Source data
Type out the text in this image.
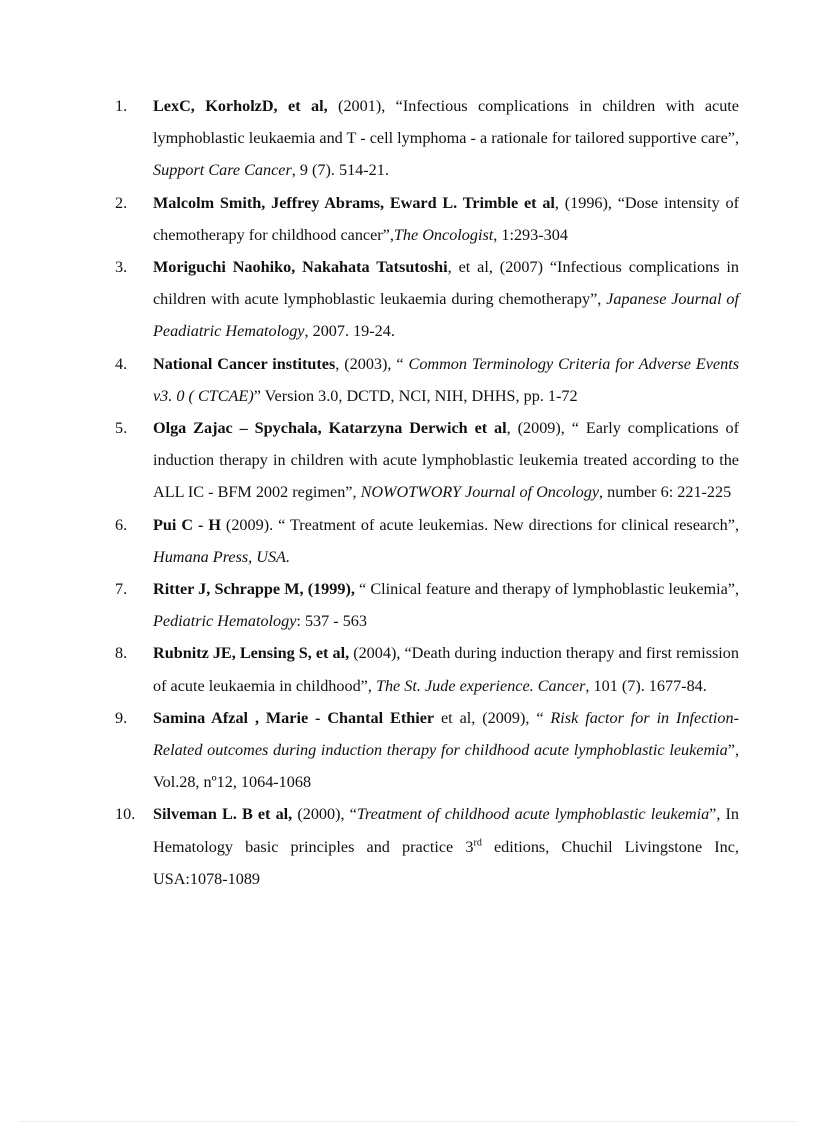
1.	LexC, KorholzD, et al, (2001), “Infectious complications in children with acute lymphoblastic leukaemia and T - cell lymphoma - a rationale for tailored supportive care”, Support Care Cancer, 9 (7). 514-21.
2.	Malcolm Smith, Jeffrey Abrams, Eward L. Trimble et al, (1996), “Dose intensity of chemotherapy for childhood cancer”,The Oncologist, 1:293-304
3.	Moriguchi Naohiko, Nakahata Tatsutoshi, et al, (2007) “Infectious complications in children with acute lymphoblastic leukaemia during chemotherapy”, Japanese Journal of Peadiatric Hematology, 2007. 19-24.
4.	National Cancer institutes, (2003), “ Common Terminology Criteria for Adverse Events v3. 0 ( CTCAE)” Version 3.0, DCTD, NCI, NIH, DHHS, pp. 1-72
5.	Olga Zajac – Spychala, Katarzyna Derwich et al, (2009), “ Early complications of induction therapy in children with acute lymphoblastic leukemia treated according to the ALL IC - BFM 2002 regimen”, NOWOTWORY Journal of Oncology, number 6: 221-225
6.	Pui C - H (2009). “ Treatment of acute leukemias. New directions for clinical research”, Humana Press, USA.
7.	Ritter J, Schrappe M, (1999), “ Clinical feature and therapy of lymphoblastic leukemia”, Pediatric Hematology: 537 - 563
8.	Rubnitz JE, Lensing S, et al, (2004), “Death during induction therapy and first remission of acute leukaemia in childhood”, The St. Jude experience. Cancer, 101 (7). 1677-84.
9.	Samina Afzal , Marie - Chantal Ethier et al, (2009), “ Risk factor for in Infection- Related outcomes during induction therapy for childhood acute lymphoblastic leukemia”, Vol.28, nº12, 1064-1068
10.	Silveman L. B et al, (2000), “Treatment of childhood acute lymphoblastic leukemia”, In Hematology basic principles and practice 3rd editions, Chuchil Livingstone Inc, USA:1078-1089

◆ **WHAT IS NEEDED**:
Copy each line of the records above that carries the word "Treatment".

◆ **ANSWER BELOW**:
6.	Pui C - H (2009). “ Treatment of acute leukemias. New directions for clinical research”, Humana Press, USA.
10.	Silveman L. B et al, (2000), “Treatment of childhood acute lymphoblastic leukemia”, In Hematology basic principles and practice 3rd editions, Chuchil Livingstone Inc, USA:1078-1089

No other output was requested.